■ Problem: Identify the lines containing the word "document". Copy each one.

■ Supplied data:
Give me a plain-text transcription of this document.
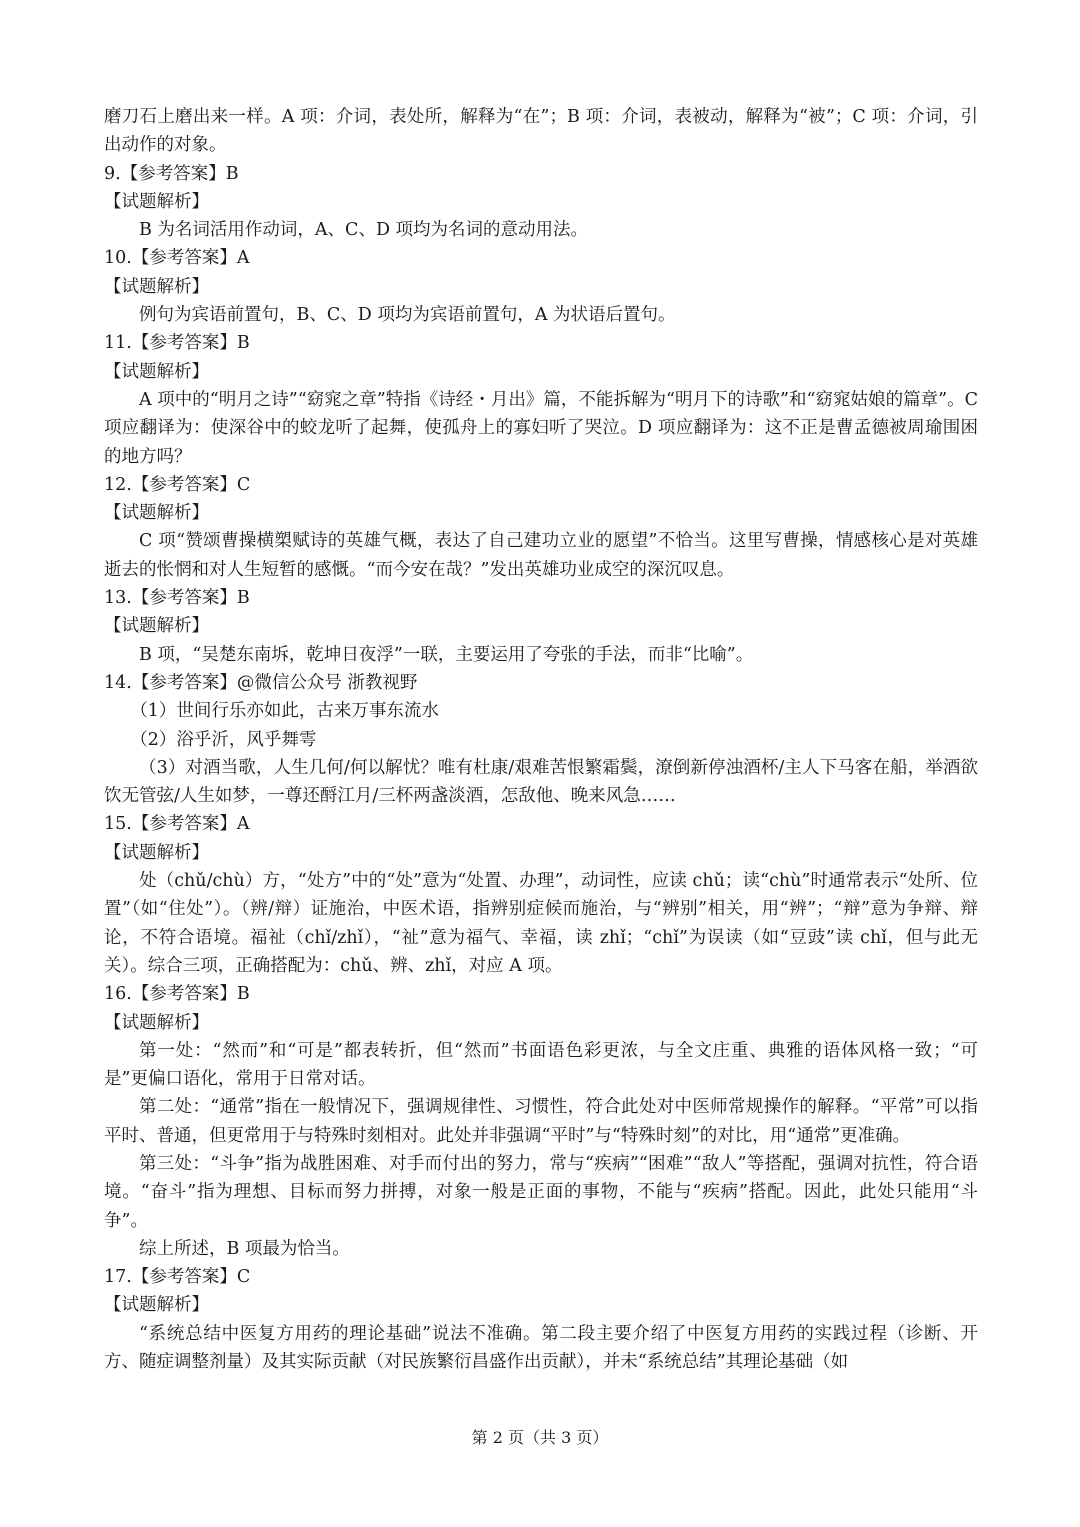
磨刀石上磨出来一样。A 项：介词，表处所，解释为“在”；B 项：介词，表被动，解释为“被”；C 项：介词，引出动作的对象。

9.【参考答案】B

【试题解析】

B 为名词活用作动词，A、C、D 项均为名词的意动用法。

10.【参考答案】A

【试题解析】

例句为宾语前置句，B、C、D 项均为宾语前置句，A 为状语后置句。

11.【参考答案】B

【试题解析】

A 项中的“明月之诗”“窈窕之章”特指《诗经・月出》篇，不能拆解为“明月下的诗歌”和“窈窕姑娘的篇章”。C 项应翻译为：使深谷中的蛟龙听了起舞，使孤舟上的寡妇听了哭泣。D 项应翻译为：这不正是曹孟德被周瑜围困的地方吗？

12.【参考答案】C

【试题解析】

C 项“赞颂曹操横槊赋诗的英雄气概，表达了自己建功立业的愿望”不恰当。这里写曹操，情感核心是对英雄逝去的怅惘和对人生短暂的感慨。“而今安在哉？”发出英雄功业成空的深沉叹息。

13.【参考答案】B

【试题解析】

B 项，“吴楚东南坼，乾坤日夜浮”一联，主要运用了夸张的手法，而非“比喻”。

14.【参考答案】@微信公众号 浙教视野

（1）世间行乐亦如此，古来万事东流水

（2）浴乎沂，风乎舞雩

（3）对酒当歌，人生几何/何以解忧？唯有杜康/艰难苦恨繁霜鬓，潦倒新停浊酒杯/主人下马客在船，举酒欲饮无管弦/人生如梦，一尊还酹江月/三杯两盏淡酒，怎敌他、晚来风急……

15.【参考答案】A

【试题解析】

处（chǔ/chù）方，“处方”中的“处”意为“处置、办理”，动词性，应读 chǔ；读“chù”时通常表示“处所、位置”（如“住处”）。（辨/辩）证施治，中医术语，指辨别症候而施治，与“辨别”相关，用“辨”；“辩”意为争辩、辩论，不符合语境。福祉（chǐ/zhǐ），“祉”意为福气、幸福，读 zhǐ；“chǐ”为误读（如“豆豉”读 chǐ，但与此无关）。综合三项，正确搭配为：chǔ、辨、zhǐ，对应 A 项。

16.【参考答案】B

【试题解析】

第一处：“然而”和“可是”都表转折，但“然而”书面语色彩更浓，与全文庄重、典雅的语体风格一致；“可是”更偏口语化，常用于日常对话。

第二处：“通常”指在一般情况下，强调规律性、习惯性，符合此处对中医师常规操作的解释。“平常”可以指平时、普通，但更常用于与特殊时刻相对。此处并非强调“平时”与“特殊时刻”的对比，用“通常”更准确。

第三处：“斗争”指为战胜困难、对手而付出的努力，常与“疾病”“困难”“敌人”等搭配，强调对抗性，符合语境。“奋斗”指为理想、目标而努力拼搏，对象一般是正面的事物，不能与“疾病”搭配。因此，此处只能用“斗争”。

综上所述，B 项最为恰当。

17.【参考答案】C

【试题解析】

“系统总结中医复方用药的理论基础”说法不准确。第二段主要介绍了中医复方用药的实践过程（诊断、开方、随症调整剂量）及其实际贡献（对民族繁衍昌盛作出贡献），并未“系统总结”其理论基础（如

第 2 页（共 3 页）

---

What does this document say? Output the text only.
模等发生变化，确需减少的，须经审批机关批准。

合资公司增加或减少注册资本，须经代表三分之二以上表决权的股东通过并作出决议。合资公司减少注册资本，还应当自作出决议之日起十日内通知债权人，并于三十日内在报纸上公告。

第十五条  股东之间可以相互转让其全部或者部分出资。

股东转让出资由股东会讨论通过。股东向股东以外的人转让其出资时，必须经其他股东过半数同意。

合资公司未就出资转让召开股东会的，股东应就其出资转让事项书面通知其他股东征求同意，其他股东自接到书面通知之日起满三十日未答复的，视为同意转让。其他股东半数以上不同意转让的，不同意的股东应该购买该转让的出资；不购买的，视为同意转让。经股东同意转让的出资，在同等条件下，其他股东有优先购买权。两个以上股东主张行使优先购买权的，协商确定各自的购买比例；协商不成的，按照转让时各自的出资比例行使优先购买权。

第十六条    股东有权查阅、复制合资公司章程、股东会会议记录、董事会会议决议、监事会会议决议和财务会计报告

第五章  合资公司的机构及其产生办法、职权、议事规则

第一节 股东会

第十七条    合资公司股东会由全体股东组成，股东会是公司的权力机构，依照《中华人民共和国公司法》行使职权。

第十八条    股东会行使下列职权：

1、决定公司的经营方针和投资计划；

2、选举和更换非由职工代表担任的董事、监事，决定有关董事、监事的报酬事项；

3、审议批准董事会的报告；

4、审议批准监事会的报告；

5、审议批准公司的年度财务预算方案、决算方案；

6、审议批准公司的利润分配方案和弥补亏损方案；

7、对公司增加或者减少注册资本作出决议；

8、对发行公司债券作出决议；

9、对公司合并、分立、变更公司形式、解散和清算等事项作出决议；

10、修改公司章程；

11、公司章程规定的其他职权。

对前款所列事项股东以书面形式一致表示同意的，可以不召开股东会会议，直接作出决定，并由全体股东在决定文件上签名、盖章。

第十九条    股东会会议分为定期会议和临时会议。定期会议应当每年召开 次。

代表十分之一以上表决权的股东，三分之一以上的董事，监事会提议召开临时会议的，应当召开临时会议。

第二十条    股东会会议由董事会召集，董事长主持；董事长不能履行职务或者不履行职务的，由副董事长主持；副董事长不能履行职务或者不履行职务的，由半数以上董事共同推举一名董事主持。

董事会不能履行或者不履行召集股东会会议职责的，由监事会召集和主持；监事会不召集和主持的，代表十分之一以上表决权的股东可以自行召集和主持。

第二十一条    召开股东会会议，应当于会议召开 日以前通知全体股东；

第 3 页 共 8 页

■ Expected answer:
Give me a plain-text transcription of this document.
What does this document say? Output the text only.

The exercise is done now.